### Goal
In the data below, locate each line with the word "うまかと食わん会" and list it.
◆ ◆ ◆ ◆ ◆ ◆ ◆
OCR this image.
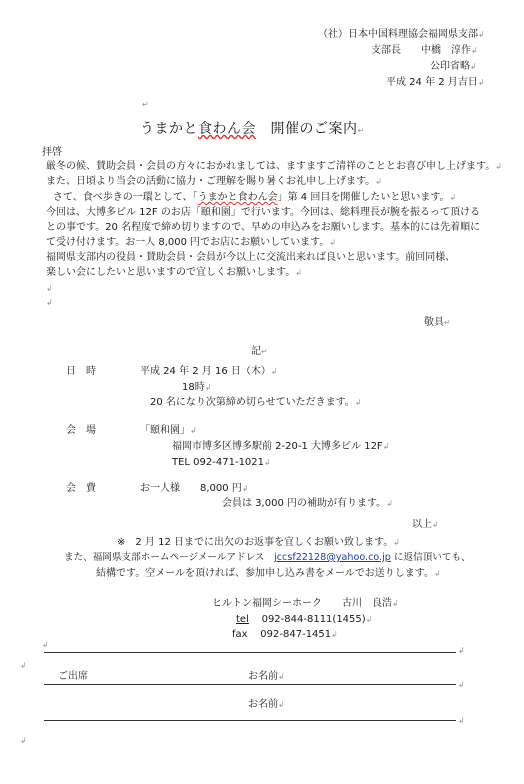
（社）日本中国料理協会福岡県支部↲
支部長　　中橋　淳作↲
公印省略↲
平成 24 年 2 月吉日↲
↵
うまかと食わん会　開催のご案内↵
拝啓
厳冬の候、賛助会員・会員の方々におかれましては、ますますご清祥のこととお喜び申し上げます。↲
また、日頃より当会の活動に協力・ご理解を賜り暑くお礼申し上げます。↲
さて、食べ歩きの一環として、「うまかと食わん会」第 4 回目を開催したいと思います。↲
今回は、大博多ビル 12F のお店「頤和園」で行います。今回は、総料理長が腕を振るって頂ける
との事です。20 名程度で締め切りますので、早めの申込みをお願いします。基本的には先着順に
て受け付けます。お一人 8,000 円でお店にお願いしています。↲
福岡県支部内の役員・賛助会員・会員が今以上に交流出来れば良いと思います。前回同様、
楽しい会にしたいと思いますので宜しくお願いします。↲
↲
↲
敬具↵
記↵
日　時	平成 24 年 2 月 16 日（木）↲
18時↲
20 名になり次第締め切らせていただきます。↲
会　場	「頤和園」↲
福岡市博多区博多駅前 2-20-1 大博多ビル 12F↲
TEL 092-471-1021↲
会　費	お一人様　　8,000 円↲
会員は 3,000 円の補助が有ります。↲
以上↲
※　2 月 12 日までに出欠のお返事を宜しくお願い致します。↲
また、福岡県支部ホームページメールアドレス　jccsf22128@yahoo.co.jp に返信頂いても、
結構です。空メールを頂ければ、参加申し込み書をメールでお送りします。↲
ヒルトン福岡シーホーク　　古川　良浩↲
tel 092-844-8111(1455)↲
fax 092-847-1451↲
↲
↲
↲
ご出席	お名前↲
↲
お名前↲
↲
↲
◆ ◆ ◆ ◆ ◆ ◆ ◆
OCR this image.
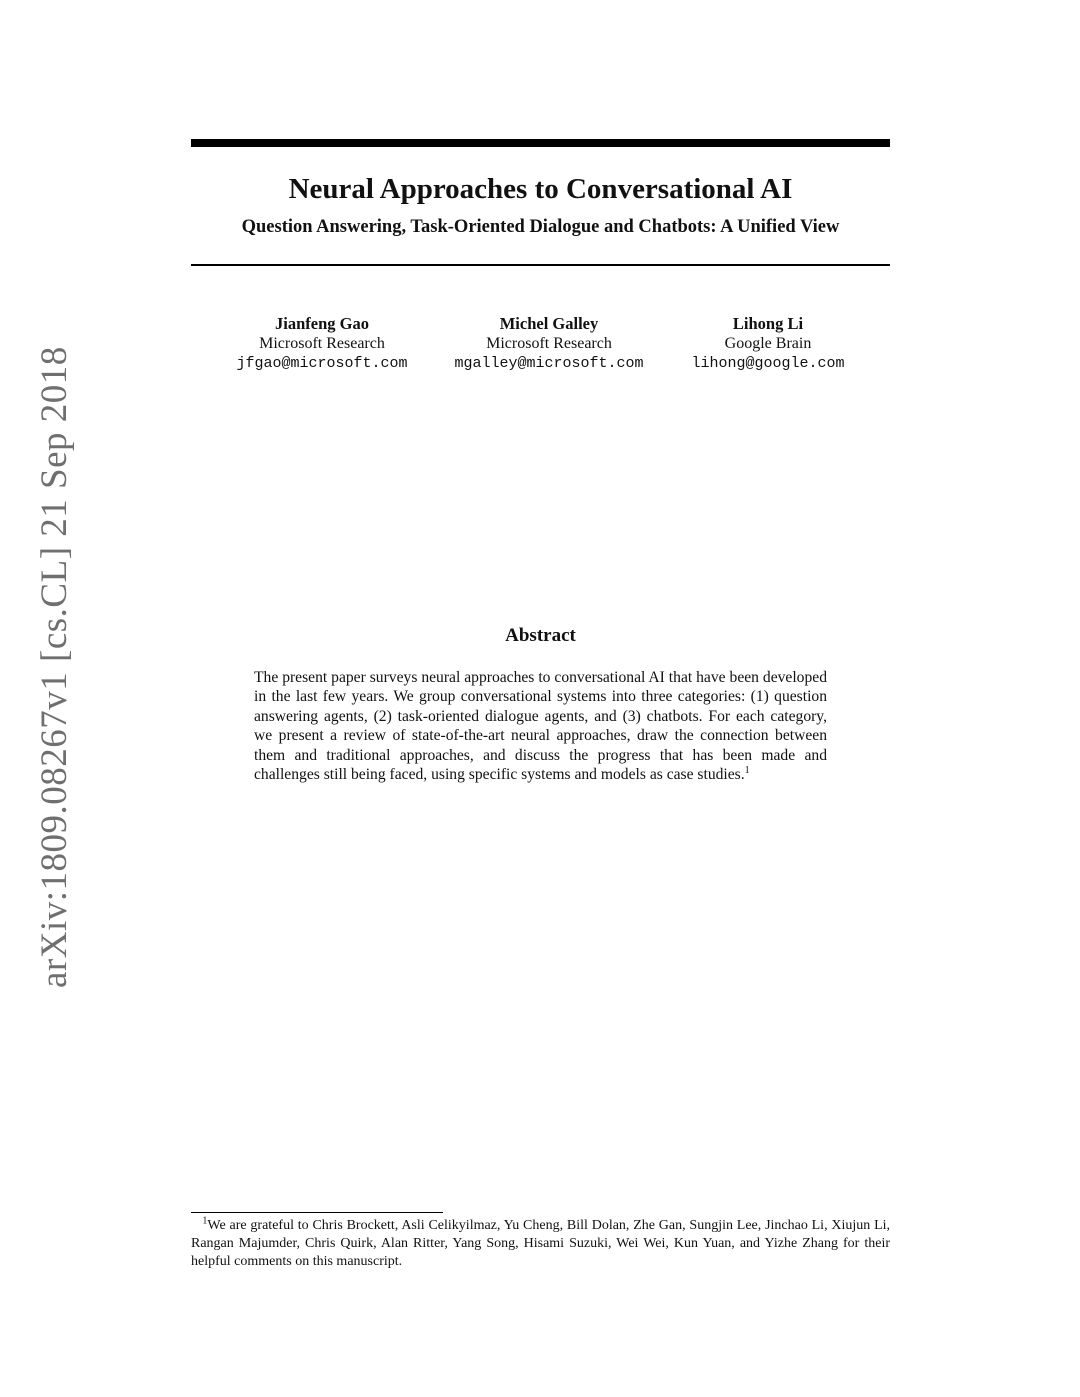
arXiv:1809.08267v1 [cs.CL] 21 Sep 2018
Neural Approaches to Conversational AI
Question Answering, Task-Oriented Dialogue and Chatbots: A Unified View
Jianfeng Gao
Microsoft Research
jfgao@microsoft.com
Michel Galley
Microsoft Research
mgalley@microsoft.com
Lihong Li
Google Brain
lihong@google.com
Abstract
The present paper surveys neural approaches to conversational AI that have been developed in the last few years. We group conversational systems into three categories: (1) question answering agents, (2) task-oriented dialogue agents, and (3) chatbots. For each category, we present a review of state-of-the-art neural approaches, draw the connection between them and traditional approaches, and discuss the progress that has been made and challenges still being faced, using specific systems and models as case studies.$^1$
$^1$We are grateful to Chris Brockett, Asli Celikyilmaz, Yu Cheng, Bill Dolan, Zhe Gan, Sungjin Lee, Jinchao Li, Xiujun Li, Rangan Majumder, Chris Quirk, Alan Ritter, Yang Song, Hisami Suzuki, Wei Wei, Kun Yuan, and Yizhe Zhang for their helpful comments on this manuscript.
◆ ◆ ◆ ◆ ◆ ◆ ◆
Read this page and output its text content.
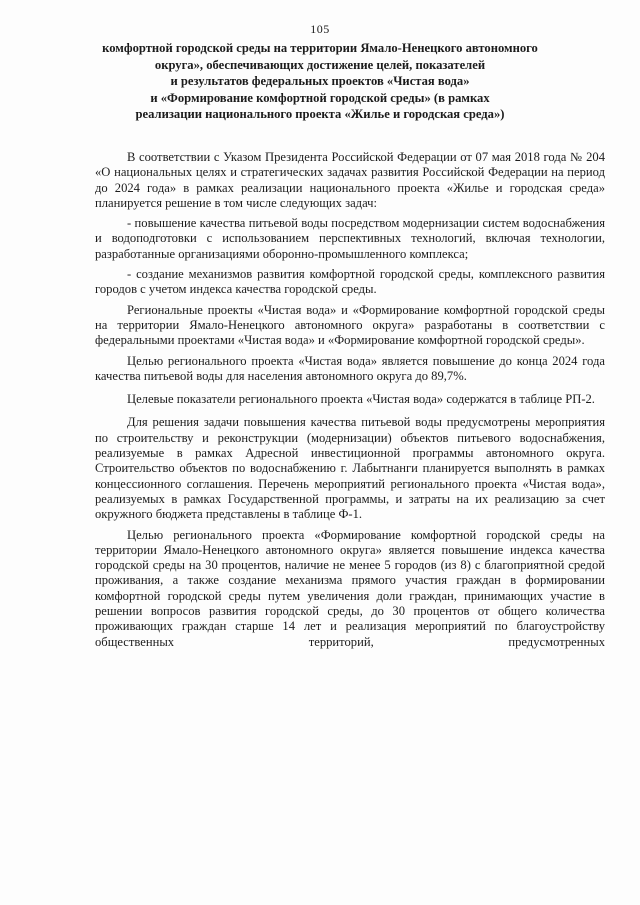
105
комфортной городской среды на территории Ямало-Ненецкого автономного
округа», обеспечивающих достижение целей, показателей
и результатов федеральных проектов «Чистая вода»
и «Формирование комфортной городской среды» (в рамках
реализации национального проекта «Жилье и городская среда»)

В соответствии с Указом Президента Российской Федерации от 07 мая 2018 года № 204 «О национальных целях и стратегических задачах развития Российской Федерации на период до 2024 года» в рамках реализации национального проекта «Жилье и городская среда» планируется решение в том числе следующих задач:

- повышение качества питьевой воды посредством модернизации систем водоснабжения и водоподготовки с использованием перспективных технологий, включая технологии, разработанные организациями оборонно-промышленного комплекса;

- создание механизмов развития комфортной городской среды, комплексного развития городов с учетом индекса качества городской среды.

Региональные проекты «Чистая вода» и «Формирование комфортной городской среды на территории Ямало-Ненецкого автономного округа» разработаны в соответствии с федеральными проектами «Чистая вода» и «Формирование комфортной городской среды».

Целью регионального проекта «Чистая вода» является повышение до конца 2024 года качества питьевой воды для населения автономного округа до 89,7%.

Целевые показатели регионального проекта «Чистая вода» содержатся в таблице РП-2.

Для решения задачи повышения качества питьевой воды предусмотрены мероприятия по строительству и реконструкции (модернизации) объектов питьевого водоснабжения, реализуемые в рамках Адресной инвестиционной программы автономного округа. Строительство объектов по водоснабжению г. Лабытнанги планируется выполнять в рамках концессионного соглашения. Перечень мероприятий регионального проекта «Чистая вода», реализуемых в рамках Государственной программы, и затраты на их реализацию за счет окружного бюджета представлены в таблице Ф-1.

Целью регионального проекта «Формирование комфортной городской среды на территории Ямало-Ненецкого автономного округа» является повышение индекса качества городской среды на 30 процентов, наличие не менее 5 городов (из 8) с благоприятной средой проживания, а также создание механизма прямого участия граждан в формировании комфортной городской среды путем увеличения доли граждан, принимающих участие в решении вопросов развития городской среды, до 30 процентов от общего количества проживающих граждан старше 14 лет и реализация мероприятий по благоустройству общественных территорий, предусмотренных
◆ ◆ ◆ ◆ ◆ ◆ ◆
### Reply
うまかと食わん会　開催のご案内↵
さて、食べ歩きの一環として、「うまかと食わん会」第 4 回目を開催したいと思います。↲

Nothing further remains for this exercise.